• **WHAT TO PRODUCE**
Restate all of the entries exactly, dropping any pictures they hold.

Data excerpts
================
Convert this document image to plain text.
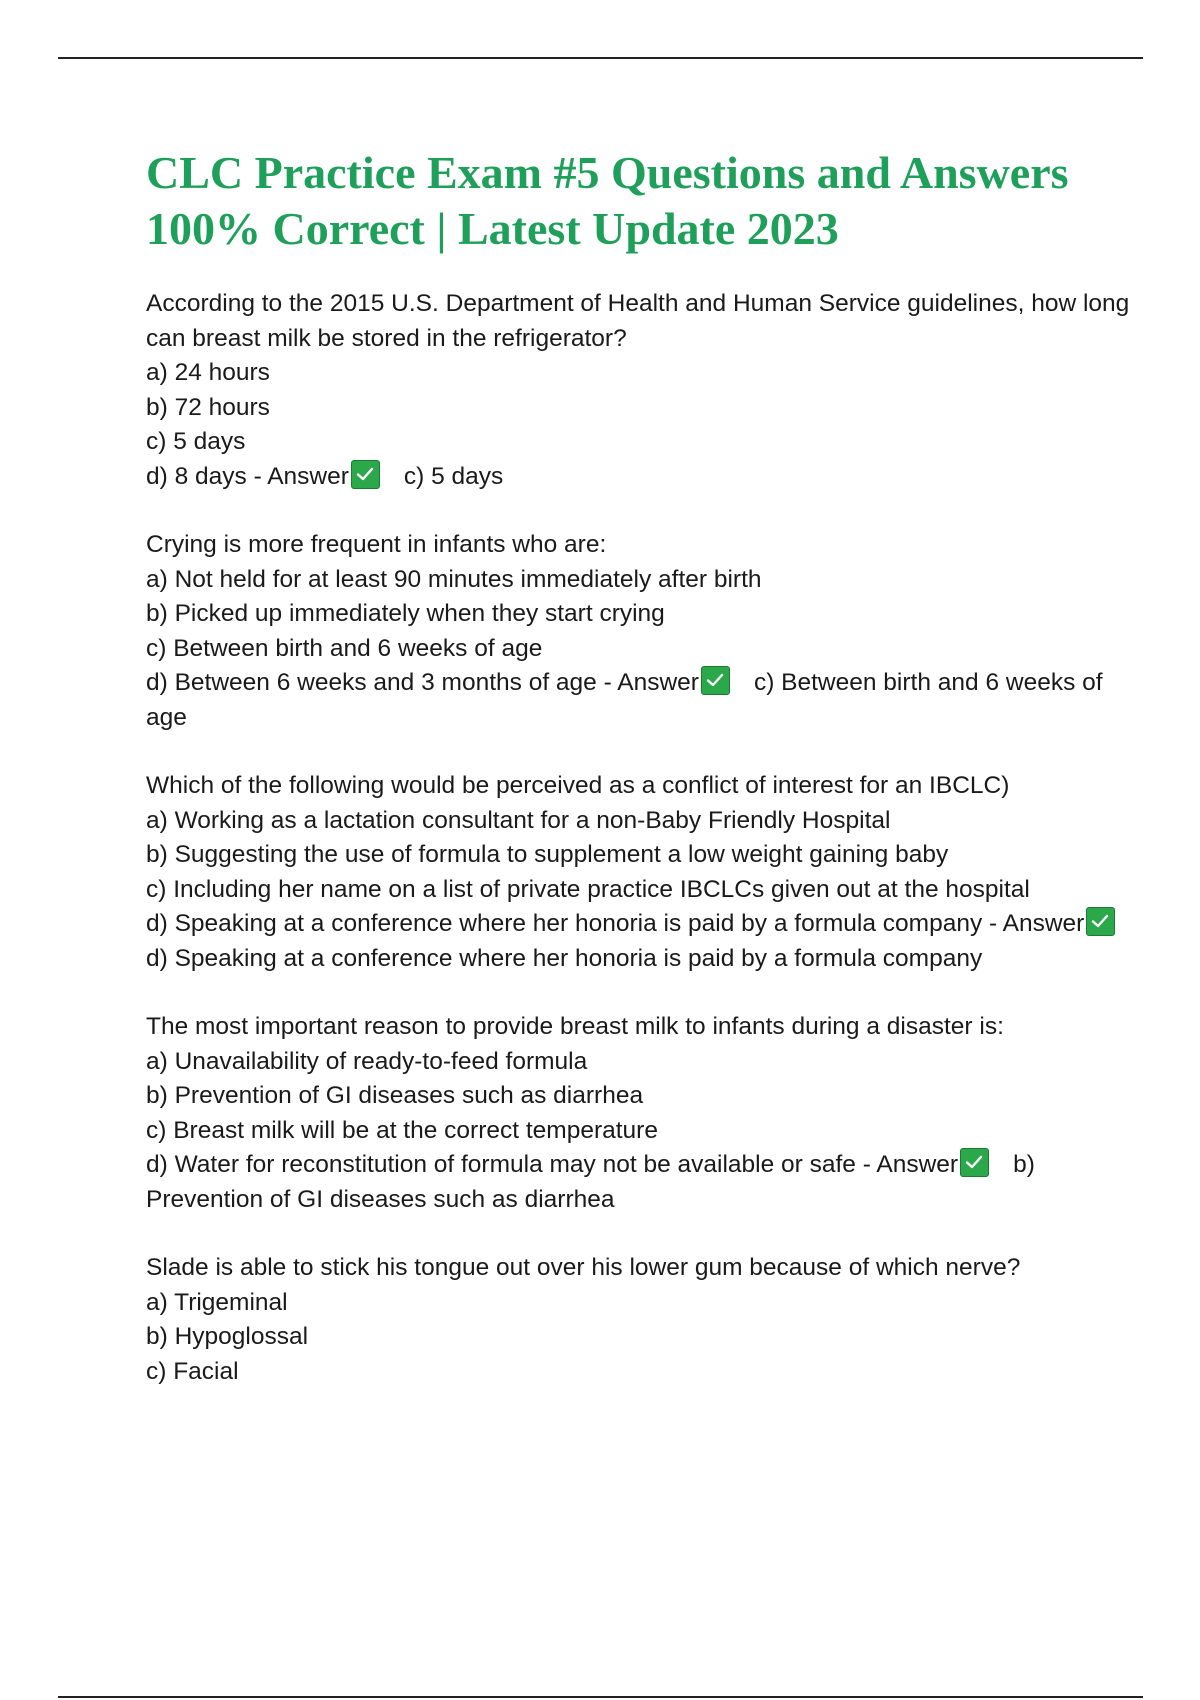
CLC Practice Exam #5 Questions and Answers 100% Correct | Latest Update 2023
According to the 2015 U.S. Department of Health and Human Service guidelines, how long can breast milk be stored in the refrigerator?
a) 24 hours
b) 72 hours
c) 5 days
d) 8 days - Answer c) 5 days
Crying is more frequent in infants who are:
a) Not held for at least 90 minutes immediately after birth
b) Picked up immediately when they start crying
c) Between birth and 6 weeks of age
d) Between 6 weeks and 3 months of age - Answer c) Between birth and 6 weeks of age
Which of the following would be perceived as a conflict of interest for an IBCLC)
a) Working as a lactation consultant for a non-Baby Friendly Hospital
b) Suggesting the use of formula to supplement a low weight gaining baby
c) Including her name on a list of private practice IBCLCs given out at the hospital
d) Speaking at a conference where her honoria is paid by a formula company - Answer
d) Speaking at a conference where her honoria is paid by a formula company
The most important reason to provide breast milk to infants during a disaster is:
a) Unavailability of ready-to-feed formula
b) Prevention of GI diseases such as diarrhea
c) Breast milk will be at the correct temperature
d) Water for reconstitution of formula may not be available or safe - Answer b) Prevention of GI diseases such as diarrhea
Slade is able to stick his tongue out over his lower gum because of which nerve?
a) Trigeminal
b) Hypoglossal
c) Facial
================
• **WRITTEN RESPONSE**
Convert this document image to plain text.
CLC Practice Exam #5 Questions and Answers 100% Correct | Latest Update 2023
According to the 2015 U.S. Department of Health and Human Service guidelines, how long can breast milk be stored in the refrigerator?
a) 24 hours
b) 72 hours
c) 5 days
d) 8 days - Answer c) 5 days
Crying is more frequent in infants who are:
a) Not held for at least 90 minutes immediately after birth
b) Picked up immediately when they start crying
c) Between birth and 6 weeks of age
d) Between 6 weeks and 3 months of age - Answer c) Between birth and 6 weeks of age
Which of the following would be perceived as a conflict of interest for an IBCLC)
a) Working as a lactation consultant for a non-Baby Friendly Hospital
b) Suggesting the use of formula to supplement a low weight gaining baby
c) Including her name on a list of private practice IBCLCs given out at the hospital
d) Speaking at a conference where her honoria is paid by a formula company - Answer
d) Speaking at a conference where her honoria is paid by a formula company
The most important reason to provide breast milk to infants during a disaster is:
a) Unavailability of ready-to-feed formula
b) Prevention of GI diseases such as diarrhea
c) Breast milk will be at the correct temperature
d) Water for reconstitution of formula may not be available or safe - Answer b) Prevention of GI diseases such as diarrhea
Slade is able to stick his tongue out over his lower gum because of which nerve?
a) Trigeminal
b) Hypoglossal
c) Facial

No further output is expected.